What is required:
For the data below, work out how many lines include the string "سپرده" and report only the number.

Available data:
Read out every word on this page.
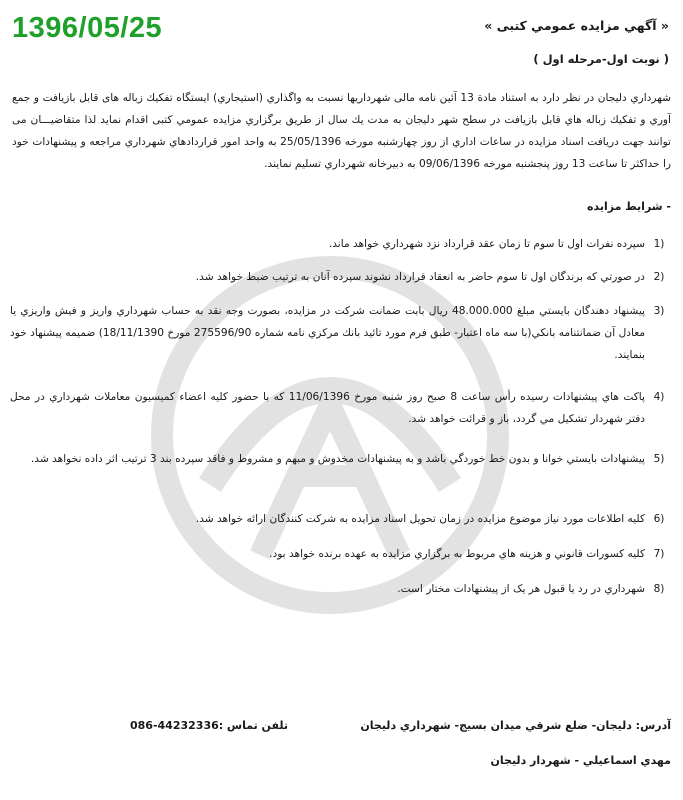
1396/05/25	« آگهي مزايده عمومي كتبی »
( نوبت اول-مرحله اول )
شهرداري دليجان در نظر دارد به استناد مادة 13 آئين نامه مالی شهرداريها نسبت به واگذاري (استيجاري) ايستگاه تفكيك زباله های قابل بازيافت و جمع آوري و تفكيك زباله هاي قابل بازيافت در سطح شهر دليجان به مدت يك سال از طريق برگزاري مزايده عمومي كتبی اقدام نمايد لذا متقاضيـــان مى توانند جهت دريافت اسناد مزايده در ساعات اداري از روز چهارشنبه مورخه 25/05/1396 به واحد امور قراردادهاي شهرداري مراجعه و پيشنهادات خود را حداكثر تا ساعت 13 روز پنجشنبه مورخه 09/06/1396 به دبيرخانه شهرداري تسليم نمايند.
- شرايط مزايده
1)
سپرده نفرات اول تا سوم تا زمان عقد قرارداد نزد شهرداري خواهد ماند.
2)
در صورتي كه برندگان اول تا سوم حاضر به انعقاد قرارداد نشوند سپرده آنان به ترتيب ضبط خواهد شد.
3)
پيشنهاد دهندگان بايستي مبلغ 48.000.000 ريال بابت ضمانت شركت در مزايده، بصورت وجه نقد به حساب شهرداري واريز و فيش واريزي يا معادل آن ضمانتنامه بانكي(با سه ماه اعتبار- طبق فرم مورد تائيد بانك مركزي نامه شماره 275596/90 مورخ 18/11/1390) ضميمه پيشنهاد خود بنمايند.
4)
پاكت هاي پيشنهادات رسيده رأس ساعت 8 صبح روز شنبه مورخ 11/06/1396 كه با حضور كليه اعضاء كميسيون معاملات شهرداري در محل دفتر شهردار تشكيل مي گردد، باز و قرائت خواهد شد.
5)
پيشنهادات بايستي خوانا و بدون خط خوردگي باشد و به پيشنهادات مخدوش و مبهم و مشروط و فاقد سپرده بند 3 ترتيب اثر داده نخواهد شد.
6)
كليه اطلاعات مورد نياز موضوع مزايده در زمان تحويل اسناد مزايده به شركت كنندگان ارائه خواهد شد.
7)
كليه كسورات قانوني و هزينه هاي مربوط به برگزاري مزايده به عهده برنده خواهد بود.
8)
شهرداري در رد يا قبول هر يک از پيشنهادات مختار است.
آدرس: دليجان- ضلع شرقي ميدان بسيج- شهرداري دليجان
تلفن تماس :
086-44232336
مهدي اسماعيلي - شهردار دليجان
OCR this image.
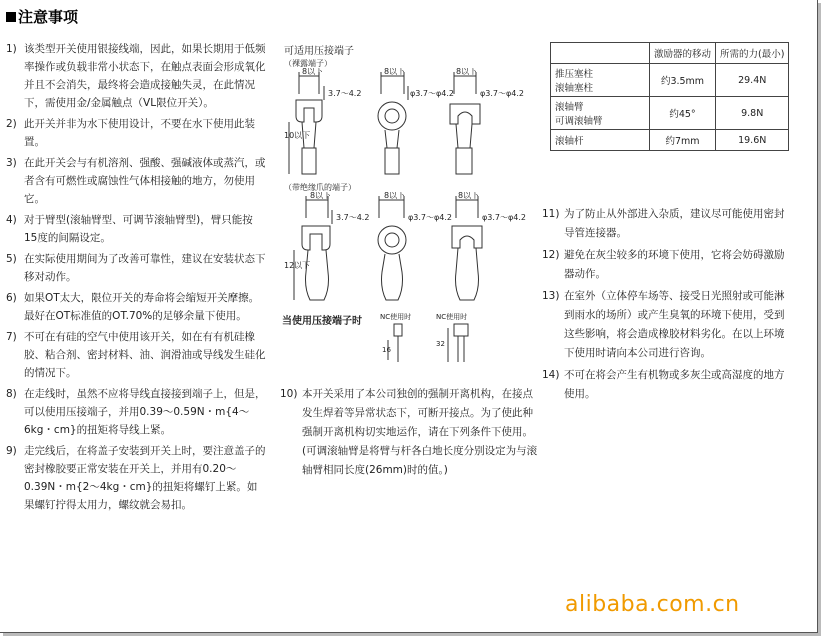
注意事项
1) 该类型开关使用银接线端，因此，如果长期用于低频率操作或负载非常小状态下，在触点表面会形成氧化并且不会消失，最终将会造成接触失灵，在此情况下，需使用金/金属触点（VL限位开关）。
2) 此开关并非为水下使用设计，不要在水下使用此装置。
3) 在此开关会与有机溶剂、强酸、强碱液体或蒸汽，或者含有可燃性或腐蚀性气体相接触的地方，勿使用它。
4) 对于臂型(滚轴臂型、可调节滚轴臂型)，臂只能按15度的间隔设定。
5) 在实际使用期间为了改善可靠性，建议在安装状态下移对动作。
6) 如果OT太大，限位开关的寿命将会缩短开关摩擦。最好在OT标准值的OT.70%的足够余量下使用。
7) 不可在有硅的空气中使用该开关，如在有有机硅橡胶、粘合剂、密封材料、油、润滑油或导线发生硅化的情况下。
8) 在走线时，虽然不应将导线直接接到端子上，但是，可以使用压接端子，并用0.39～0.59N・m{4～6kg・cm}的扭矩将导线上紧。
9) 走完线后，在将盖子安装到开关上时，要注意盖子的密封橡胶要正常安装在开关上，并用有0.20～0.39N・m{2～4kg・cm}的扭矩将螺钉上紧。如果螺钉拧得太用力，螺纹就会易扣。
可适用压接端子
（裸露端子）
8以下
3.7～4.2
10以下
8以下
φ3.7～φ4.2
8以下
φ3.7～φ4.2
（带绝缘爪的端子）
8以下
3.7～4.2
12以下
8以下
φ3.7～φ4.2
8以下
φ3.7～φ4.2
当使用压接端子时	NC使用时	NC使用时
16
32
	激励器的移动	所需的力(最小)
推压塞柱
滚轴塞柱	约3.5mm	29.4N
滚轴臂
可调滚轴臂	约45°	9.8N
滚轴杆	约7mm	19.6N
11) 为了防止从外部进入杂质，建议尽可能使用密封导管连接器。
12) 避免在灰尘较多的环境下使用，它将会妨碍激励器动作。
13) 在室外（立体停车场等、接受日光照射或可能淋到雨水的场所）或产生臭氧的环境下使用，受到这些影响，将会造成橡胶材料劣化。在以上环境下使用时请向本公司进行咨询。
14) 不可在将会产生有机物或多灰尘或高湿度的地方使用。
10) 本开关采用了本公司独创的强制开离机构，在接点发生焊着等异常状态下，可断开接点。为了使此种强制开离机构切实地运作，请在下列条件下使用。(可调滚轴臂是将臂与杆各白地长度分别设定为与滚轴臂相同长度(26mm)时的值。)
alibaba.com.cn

Exercise solution:
3